> DATA TO USE
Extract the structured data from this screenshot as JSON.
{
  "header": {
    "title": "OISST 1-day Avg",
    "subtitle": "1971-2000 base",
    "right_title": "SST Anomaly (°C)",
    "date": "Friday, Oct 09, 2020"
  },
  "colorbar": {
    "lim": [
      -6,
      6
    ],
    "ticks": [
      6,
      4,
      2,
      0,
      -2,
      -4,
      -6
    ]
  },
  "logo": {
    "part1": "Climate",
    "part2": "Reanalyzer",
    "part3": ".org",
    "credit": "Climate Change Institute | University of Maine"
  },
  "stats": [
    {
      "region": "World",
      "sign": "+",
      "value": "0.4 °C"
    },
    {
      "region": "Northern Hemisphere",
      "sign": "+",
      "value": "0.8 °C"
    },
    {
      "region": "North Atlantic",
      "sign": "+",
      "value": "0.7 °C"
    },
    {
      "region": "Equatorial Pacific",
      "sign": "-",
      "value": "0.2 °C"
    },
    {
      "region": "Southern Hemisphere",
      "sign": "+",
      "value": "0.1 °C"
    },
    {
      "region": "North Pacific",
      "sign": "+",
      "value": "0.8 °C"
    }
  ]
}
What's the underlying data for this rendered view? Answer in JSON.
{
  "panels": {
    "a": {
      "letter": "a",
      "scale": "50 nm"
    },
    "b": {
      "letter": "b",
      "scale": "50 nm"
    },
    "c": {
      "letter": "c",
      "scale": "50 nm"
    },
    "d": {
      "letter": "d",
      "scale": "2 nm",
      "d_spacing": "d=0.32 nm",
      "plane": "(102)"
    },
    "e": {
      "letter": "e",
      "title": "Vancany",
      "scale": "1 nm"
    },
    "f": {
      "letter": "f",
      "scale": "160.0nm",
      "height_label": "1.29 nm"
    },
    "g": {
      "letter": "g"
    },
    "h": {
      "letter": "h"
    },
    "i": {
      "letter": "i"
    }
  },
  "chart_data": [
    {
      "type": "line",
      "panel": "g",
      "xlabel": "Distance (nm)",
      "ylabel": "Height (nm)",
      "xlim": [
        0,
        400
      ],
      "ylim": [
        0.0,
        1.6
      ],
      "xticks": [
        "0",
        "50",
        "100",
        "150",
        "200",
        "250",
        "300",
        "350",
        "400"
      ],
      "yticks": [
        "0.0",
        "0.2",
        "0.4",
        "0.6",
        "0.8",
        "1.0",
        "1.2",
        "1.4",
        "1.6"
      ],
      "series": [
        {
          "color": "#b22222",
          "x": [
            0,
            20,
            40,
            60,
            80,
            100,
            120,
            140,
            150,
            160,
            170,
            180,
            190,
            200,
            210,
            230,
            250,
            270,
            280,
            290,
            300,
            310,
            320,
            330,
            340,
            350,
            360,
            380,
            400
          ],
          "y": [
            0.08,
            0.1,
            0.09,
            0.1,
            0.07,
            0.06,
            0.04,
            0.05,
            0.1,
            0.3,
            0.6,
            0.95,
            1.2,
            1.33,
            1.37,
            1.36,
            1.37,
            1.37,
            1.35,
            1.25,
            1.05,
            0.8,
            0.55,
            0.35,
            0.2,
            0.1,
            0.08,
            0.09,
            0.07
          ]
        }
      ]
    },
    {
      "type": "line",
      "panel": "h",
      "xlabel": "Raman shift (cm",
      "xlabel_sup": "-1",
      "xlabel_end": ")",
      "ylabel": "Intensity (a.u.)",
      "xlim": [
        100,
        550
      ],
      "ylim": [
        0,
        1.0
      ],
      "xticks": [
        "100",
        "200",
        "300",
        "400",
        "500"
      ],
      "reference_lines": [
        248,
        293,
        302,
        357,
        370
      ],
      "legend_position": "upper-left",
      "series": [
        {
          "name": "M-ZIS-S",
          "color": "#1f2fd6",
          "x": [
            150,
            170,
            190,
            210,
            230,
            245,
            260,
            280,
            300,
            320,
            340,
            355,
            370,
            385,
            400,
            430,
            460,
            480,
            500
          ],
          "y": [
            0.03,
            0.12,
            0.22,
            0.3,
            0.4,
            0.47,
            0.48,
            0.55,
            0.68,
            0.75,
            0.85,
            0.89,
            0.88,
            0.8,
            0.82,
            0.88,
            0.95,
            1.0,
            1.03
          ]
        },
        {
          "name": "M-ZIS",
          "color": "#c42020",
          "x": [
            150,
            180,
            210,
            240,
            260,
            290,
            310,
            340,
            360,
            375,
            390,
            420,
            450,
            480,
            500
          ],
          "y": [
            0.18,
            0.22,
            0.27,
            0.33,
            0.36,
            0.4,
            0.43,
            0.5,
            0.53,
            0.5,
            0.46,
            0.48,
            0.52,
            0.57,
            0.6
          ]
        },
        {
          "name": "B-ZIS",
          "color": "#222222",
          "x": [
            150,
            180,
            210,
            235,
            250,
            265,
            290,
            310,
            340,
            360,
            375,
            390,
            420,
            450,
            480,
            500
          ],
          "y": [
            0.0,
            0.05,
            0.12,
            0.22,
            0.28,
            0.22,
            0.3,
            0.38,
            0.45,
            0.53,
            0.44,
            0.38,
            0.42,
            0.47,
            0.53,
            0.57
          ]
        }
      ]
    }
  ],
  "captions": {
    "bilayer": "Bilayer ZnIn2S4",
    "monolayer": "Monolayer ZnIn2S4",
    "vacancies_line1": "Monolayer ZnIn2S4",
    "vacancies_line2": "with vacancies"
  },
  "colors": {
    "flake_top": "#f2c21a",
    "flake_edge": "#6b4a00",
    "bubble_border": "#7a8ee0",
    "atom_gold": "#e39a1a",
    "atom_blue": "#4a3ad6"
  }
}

> YOUR OBJECTIVE
Write out all the entries exactly.

> TASK RESULT
Extract the structured data from this screenshot as JSON.
{
  "header": {
    "title": "OISST 1-day Avg",
    "subtitle": "1971-2000 base",
    "right_title": "SST Anomaly (°C)",
    "date": "Friday, Oct 09, 2020"
  },
  "colorbar": {
    "lim": [
      -6,
      6
    ],
    "ticks": [
      6,
      4,
      2,
      0,
      -2,
      -4,
      -6
    ]
  },
  "logo": {
    "part1": "Climate",
    "part2": "Reanalyzer",
    "part3": ".org",
    "credit": "Climate Change Institute | University of Maine"
  },
  "stats": [
    {
      "region": "World",
      "sign": "+",
      "value": "0.4 °C"
    },
    {
      "region": "Northern Hemisphere",
      "sign": "+",
      "value": "0.8 °C"
    },
    {
      "region": "North Atlantic",
      "sign": "+",
      "value": "0.7 °C"
    },
    {
      "region": "Equatorial Pacific",
      "sign": "-",
      "value": "0.2 °C"
    },
    {
      "region": "Southern Hemisphere",
      "sign": "+",
      "value": "0.1 °C"
    },
    {
      "region": "North Pacific",
      "sign": "+",
      "value": "0.8 °C"
    }
  ]
}
What's the underlying data for this rendered view? Answer in JSON.
{
  "panels": {
    "a": {
      "letter": "a",
      "scale": "50 nm"
    },
    "b": {
      "letter": "b",
      "scale": "50 nm"
    },
    "c": {
      "letter": "c",
      "scale": "50 nm"
    },
    "d": {
      "letter": "d",
      "scale": "2 nm",
      "d_spacing": "d=0.32 nm",
      "plane": "(102)"
    },
    "e": {
      "letter": "e",
      "title": "Vancany",
      "scale": "1 nm"
    },
    "f": {
      "letter": "f",
      "scale": "160.0nm",
      "height_label": "1.29 nm"
    },
    "g": {
      "letter": "g"
    },
    "h": {
      "letter": "h"
    },
    "i": {
      "letter": "i"
    }
  },
  "chart_data": [
    {
      "type": "line",
      "panel": "g",
      "xlabel": "Distance (nm)",
      "ylabel": "Height (nm)",
      "xlim": [
        0,
        400
      ],
      "ylim": [
        0.0,
        1.6
      ],
      "xticks": [
        "0",
        "50",
        "100",
        "150",
        "200",
        "250",
        "300",
        "350",
        "400"
      ],
      "yticks": [
        "0.0",
        "0.2",
        "0.4",
        "0.6",
        "0.8",
        "1.0",
        "1.2",
        "1.4",
        "1.6"
      ],
      "series": [
        {
          "color": "#b22222",
          "x": [
            0,
            20,
            40,
            60,
            80,
            100,
            120,
            140,
            150,
            160,
            170,
            180,
            190,
            200,
            210,
            230,
            250,
            270,
            280,
            290,
            300,
            310,
            320,
            330,
            340,
            350,
            360,
            380,
            400
          ],
          "y": [
            0.08,
            0.1,
            0.09,
            0.1,
            0.07,
            0.06,
            0.04,
            0.05,
            0.1,
            0.3,
            0.6,
            0.95,
            1.2,
            1.33,
            1.37,
            1.36,
            1.37,
            1.37,
            1.35,
            1.25,
            1.05,
            0.8,
            0.55,
            0.35,
            0.2,
            0.1,
            0.08,
            0.09,
            0.07
          ]
        }
      ]
    },
    {
      "type": "line",
      "panel": "h",
      "xlabel": "Raman shift (cm",
      "xlabel_sup": "-1",
      "xlabel_end": ")",
      "ylabel": "Intensity (a.u.)",
      "xlim": [
        100,
        550
      ],
      "ylim": [
        0,
        1.0
      ],
      "xticks": [
        "100",
        "200",
        "300",
        "400",
        "500"
      ],
      "reference_lines": [
        248,
        293,
        302,
        357,
        370
      ],
      "legend_position": "upper-left",
      "series": [
        {
          "name": "M-ZIS-S",
          "color": "#1f2fd6",
          "x": [
            150,
            170,
            190,
            210,
            230,
            245,
            260,
            280,
            300,
            320,
            340,
            355,
            370,
            385,
            400,
            430,
            460,
            480,
            500
          ],
          "y": [
            0.03,
            0.12,
            0.22,
            0.3,
            0.4,
            0.47,
            0.48,
            0.55,
            0.68,
            0.75,
            0.85,
            0.89,
            0.88,
            0.8,
            0.82,
            0.88,
            0.95,
            1.0,
            1.03
          ]
        },
        {
          "name": "M-ZIS",
          "color": "#c42020",
          "x": [
            150,
            180,
            210,
            240,
            260,
            290,
            310,
            340,
            360,
            375,
            390,
            420,
            450,
            480,
            500
          ],
          "y": [
            0.18,
            0.22,
            0.27,
            0.33,
            0.36,
            0.4,
            0.43,
            0.5,
            0.53,
            0.5,
            0.46,
            0.48,
            0.52,
            0.57,
            0.6
          ]
        },
        {
          "name": "B-ZIS",
          "color": "#222222",
          "x": [
            150,
            180,
            210,
            235,
            250,
            265,
            290,
            310,
            340,
            360,
            375,
            390,
            420,
            450,
            480,
            500
          ],
          "y": [
            0.0,
            0.05,
            0.12,
            0.22,
            0.28,
            0.22,
            0.3,
            0.38,
            0.45,
            0.53,
            0.44,
            0.38,
            0.42,
            0.47,
            0.53,
            0.57
          ]
        }
      ]
    }
  ],
  "captions": {
    "bilayer": "Bilayer ZnIn2S4",
    "monolayer": "Monolayer ZnIn2S4",
    "vacancies_line1": "Monolayer ZnIn2S4",
    "vacancies_line2": "with vacancies"
  },
  "colors": {
    "flake_top": "#f2c21a",
    "flake_edge": "#6b4a00",
    "bubble_border": "#7a8ee0",
    "atom_gold": "#e39a1a",
    "atom_blue": "#4a3ad6"
  }
}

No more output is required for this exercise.